- _WHAT THE TASK REQUIRES_
Make an exact copy of the records, with the pictures left out.

Stored data:
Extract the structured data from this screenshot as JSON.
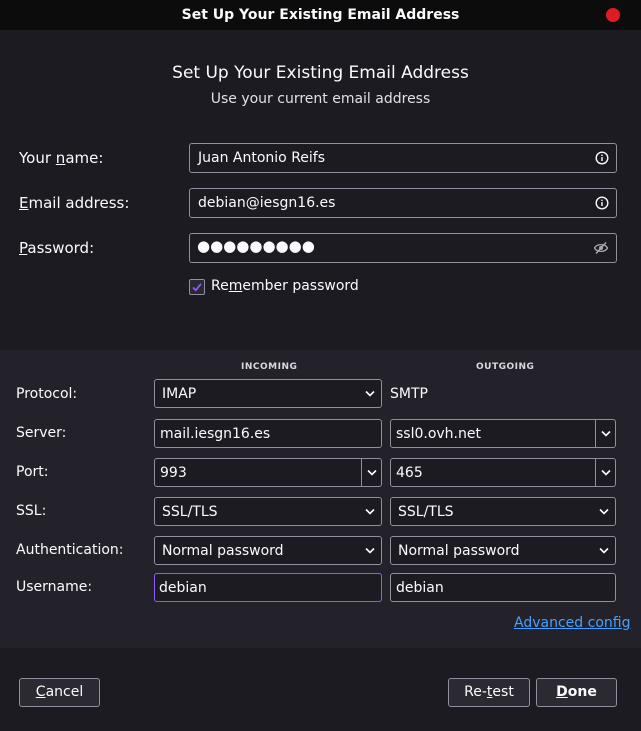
{
  "window": {
    "title": "Set Up Your Existing Email Address"
  },
  "header": {
    "heading": "Set Up Your Existing Email Address",
    "subheading": "Use your current email address"
  },
  "account": {
    "name_label_pre": "Your ",
    "name_label_key": "n",
    "name_label_post": "ame:",
    "name_value": "Juan Antonio Reifs",
    "email_label_key": "E",
    "email_label_post": "mail address:",
    "email_value": "debian@iesgn16.es",
    "password_label_key": "P",
    "password_label_post": "assword:",
    "password_mask": "●●●●●●●●●",
    "remember_pre": "Re",
    "remember_key": "m",
    "remember_post": "ember password",
    "remember_checked": true
  },
  "server_config": {
    "incoming_header": "INCOMING",
    "outgoing_header": "OUTGOING",
    "rows": {
      "protocol": {
        "label": "Protocol:",
        "incoming": "IMAP",
        "outgoing": "SMTP"
      },
      "server": {
        "label": "Server:",
        "incoming": "mail.iesgn16.es",
        "outgoing": "ssl0.ovh.net"
      },
      "port": {
        "label": "Port:",
        "incoming": "993",
        "outgoing": "465"
      },
      "ssl": {
        "label": "SSL:",
        "incoming": "SSL/TLS",
        "outgoing": "SSL/TLS"
      },
      "auth": {
        "label": "Authentication:",
        "incoming": "Normal password",
        "outgoing": "Normal password"
      },
      "username": {
        "label": "Username:",
        "incoming": "debian",
        "outgoing": "debian"
      }
    },
    "advanced_key": "A",
    "advanced_post": "dvanced config"
  },
  "buttons": {
    "cancel_key": "C",
    "cancel_post": "ancel",
    "retest_pre": "Re-",
    "retest_key": "t",
    "retest_post": "est",
    "done_key": "D",
    "done_post": "one"
  },
  "colors": {
    "accent": "#9059ff",
    "link": "#45a1ff",
    "close": "#e01b24"
  }
}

- _COMPLETE OUTPUT_
Extract the structured data from this screenshot as JSON.
{
  "window": {
    "title": "Set Up Your Existing Email Address"
  },
  "header": {
    "heading": "Set Up Your Existing Email Address",
    "subheading": "Use your current email address"
  },
  "account": {
    "name_label_pre": "Your ",
    "name_label_key": "n",
    "name_label_post": "ame:",
    "name_value": "Juan Antonio Reifs",
    "email_label_key": "E",
    "email_label_post": "mail address:",
    "email_value": "debian@iesgn16.es",
    "password_label_key": "P",
    "password_label_post": "assword:",
    "password_mask": "●●●●●●●●●",
    "remember_pre": "Re",
    "remember_key": "m",
    "remember_post": "ember password",
    "remember_checked": true
  },
  "server_config": {
    "incoming_header": "INCOMING",
    "outgoing_header": "OUTGOING",
    "rows": {
      "protocol": {
        "label": "Protocol:",
        "incoming": "IMAP",
        "outgoing": "SMTP"
      },
      "server": {
        "label": "Server:",
        "incoming": "mail.iesgn16.es",
        "outgoing": "ssl0.ovh.net"
      },
      "port": {
        "label": "Port:",
        "incoming": "993",
        "outgoing": "465"
      },
      "ssl": {
        "label": "SSL:",
        "incoming": "SSL/TLS",
        "outgoing": "SSL/TLS"
      },
      "auth": {
        "label": "Authentication:",
        "incoming": "Normal password",
        "outgoing": "Normal password"
      },
      "username": {
        "label": "Username:",
        "incoming": "debian",
        "outgoing": "debian"
      }
    },
    "advanced_key": "A",
    "advanced_post": "dvanced config"
  },
  "buttons": {
    "cancel_key": "C",
    "cancel_post": "ancel",
    "retest_pre": "Re-",
    "retest_key": "t",
    "retest_post": "est",
    "done_key": "D",
    "done_post": "one"
  },
  "colors": {
    "accent": "#9059ff",
    "link": "#45a1ff",
    "close": "#e01b24"
  }
}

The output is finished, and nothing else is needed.